Exercise objective. Update the items from the first one through the line containing "coastline-islet-3: [581, 217, 603, 231]" by changing "screenshot" to "rendered map", and keep everything else the same. Give only those lines.

Labeled box items.

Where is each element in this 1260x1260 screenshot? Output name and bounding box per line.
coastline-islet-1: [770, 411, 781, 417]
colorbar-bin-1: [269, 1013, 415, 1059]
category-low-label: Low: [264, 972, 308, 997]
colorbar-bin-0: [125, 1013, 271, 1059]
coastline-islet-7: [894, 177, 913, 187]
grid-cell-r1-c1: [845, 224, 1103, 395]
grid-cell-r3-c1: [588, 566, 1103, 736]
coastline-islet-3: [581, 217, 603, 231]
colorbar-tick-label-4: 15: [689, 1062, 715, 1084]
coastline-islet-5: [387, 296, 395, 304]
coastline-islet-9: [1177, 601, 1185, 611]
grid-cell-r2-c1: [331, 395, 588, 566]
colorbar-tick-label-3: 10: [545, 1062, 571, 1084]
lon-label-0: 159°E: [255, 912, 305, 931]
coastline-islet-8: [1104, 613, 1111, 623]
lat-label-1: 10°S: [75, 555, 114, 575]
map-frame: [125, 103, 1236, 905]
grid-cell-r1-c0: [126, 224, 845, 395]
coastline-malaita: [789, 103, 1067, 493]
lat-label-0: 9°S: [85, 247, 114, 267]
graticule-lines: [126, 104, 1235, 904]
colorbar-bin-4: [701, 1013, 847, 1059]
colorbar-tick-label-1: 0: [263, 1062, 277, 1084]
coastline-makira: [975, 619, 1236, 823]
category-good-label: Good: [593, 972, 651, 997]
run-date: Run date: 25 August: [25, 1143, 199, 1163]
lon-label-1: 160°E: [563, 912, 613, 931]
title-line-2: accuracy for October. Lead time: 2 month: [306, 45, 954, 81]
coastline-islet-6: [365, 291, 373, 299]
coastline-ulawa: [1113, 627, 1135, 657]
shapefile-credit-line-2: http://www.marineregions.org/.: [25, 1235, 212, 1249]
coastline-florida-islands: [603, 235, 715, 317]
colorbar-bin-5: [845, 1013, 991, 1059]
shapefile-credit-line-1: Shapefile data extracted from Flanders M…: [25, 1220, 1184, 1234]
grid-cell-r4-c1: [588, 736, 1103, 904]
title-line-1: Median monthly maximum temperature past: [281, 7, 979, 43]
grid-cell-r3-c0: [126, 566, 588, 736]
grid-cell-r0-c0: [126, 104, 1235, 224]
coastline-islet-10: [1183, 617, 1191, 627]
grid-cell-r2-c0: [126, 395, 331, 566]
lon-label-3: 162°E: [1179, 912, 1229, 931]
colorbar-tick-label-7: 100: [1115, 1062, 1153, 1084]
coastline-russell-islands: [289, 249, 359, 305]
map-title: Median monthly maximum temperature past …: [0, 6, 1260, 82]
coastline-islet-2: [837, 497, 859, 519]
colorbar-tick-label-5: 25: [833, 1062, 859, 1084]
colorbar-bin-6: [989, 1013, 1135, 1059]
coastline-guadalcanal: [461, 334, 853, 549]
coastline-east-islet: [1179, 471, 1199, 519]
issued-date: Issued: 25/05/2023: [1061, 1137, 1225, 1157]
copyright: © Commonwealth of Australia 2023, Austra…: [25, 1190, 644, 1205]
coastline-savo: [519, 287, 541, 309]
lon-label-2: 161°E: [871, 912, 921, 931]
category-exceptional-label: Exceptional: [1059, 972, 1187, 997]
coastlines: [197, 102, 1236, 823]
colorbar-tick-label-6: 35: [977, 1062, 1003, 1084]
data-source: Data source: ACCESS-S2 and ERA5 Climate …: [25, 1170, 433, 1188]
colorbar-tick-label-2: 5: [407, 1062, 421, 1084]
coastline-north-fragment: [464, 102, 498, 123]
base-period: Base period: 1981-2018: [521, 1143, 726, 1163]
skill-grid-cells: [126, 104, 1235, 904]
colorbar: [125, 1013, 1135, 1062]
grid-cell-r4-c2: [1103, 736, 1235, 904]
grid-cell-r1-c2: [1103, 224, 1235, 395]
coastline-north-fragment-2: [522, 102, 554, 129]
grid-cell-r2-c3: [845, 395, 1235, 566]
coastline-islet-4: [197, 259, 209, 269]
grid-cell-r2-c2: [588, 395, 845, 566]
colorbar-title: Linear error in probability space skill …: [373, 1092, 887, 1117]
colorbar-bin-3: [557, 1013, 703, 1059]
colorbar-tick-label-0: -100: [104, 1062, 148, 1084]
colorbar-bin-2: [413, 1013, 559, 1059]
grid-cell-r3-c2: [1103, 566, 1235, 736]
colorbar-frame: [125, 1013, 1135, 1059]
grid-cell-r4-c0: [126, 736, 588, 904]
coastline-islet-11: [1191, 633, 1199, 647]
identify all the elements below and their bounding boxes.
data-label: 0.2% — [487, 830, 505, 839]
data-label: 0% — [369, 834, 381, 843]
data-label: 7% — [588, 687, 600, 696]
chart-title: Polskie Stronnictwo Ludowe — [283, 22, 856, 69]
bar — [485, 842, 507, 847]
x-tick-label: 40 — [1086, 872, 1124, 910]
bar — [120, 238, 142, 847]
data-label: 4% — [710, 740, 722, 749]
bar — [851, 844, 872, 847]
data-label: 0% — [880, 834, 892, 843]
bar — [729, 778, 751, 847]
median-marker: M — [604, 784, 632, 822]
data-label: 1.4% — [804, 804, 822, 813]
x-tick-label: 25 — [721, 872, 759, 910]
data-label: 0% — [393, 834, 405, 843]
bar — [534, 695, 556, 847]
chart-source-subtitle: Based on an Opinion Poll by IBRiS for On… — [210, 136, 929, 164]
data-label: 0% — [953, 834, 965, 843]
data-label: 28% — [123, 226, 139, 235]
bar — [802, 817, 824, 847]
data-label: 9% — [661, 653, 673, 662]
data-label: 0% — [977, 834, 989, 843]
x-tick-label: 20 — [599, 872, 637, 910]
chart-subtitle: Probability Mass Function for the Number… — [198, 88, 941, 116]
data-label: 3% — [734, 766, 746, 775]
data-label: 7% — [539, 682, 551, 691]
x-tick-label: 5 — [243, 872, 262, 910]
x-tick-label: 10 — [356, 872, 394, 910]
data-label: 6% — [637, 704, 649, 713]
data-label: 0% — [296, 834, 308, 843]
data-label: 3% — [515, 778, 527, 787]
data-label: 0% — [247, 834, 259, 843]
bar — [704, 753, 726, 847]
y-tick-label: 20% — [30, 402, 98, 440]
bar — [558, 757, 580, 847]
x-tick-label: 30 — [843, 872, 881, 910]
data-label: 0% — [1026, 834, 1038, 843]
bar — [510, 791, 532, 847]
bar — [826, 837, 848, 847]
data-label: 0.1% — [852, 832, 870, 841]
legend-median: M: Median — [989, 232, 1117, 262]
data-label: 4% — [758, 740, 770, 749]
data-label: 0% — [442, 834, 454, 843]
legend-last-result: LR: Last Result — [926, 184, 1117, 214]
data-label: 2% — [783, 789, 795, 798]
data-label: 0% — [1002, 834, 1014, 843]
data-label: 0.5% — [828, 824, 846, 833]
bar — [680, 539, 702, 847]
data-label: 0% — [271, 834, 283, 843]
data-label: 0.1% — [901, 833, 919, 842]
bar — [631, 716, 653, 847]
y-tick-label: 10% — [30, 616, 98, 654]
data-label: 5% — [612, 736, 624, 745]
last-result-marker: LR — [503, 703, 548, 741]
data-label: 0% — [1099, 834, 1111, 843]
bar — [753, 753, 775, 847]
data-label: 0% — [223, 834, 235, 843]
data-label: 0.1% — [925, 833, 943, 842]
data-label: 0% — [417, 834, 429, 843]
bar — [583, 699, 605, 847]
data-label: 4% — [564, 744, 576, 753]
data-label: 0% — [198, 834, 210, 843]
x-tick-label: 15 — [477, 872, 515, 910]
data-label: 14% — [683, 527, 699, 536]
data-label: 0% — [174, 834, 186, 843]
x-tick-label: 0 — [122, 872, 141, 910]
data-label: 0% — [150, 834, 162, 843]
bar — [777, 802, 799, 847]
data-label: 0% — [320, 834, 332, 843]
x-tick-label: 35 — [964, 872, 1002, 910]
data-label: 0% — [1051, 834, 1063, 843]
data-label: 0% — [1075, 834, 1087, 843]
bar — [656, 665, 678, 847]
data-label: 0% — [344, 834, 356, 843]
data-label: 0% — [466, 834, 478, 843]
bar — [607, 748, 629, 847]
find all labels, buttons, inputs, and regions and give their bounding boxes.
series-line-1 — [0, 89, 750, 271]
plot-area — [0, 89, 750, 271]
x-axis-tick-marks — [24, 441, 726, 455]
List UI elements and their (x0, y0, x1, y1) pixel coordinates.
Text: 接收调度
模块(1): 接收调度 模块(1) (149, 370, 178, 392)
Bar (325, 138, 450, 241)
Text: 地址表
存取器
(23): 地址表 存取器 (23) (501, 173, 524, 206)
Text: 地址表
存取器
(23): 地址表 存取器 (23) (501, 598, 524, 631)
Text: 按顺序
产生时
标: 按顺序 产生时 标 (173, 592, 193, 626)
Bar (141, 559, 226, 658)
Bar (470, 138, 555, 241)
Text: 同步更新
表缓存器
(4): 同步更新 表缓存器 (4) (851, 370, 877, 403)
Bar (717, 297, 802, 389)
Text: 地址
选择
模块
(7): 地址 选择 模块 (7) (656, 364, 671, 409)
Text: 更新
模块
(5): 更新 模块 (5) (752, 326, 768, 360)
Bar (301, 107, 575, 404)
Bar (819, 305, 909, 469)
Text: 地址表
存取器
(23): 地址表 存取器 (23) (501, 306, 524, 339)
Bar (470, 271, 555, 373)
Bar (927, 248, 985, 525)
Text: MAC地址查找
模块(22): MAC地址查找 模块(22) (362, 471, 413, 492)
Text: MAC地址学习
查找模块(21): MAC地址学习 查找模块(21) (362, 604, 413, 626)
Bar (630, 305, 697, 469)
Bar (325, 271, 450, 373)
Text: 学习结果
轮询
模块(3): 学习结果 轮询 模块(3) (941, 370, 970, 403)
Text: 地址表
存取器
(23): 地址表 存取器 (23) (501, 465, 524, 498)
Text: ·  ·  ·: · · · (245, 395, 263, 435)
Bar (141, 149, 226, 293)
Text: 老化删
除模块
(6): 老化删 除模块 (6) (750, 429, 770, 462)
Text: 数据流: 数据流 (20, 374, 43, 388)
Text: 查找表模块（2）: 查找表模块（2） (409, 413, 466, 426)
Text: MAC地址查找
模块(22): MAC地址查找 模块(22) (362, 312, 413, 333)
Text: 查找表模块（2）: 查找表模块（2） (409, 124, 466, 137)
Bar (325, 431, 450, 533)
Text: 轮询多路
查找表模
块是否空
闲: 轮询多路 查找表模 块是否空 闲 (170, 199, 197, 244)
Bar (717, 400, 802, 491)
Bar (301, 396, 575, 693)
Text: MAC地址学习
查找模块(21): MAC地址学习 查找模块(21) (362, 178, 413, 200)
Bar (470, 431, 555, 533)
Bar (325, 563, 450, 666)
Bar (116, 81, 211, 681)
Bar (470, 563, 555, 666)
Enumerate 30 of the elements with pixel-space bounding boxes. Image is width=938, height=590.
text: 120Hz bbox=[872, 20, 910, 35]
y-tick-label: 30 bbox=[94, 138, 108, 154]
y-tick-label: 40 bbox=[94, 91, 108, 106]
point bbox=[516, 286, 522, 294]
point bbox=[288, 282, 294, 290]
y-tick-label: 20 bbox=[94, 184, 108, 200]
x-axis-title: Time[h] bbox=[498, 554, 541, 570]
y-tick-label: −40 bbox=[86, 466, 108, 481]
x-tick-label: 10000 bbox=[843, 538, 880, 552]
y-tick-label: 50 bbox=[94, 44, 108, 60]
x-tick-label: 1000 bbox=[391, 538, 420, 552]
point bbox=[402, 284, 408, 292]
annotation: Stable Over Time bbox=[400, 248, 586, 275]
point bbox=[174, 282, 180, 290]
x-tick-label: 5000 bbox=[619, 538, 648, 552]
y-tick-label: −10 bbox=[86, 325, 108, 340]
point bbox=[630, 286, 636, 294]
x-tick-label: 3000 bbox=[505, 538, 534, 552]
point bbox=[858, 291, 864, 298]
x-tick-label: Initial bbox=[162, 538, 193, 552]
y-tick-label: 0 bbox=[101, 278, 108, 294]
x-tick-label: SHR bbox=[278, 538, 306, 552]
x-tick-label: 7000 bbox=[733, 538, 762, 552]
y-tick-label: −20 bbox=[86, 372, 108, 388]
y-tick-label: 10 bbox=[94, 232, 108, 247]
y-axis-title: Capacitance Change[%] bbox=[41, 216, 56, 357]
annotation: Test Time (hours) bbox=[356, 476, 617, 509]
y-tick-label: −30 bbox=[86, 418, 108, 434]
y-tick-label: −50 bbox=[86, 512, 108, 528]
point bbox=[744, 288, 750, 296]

Solved problem.
Where is each element in this 1260x1260 rendered map? Output name and bounding box per line.
coastline-islet-1: [770, 411, 781, 417]
colorbar-bin-1: [269, 1013, 415, 1059]
category-low-label: Low: [264, 972, 308, 997]
colorbar-bin-0: [125, 1013, 271, 1059]
coastline-islet-7: [894, 177, 913, 187]
grid-cell-r1-c1: [845, 224, 1103, 395]
grid-cell-r3-c1: [588, 566, 1103, 736]
coastline-islet-3: [581, 217, 603, 231]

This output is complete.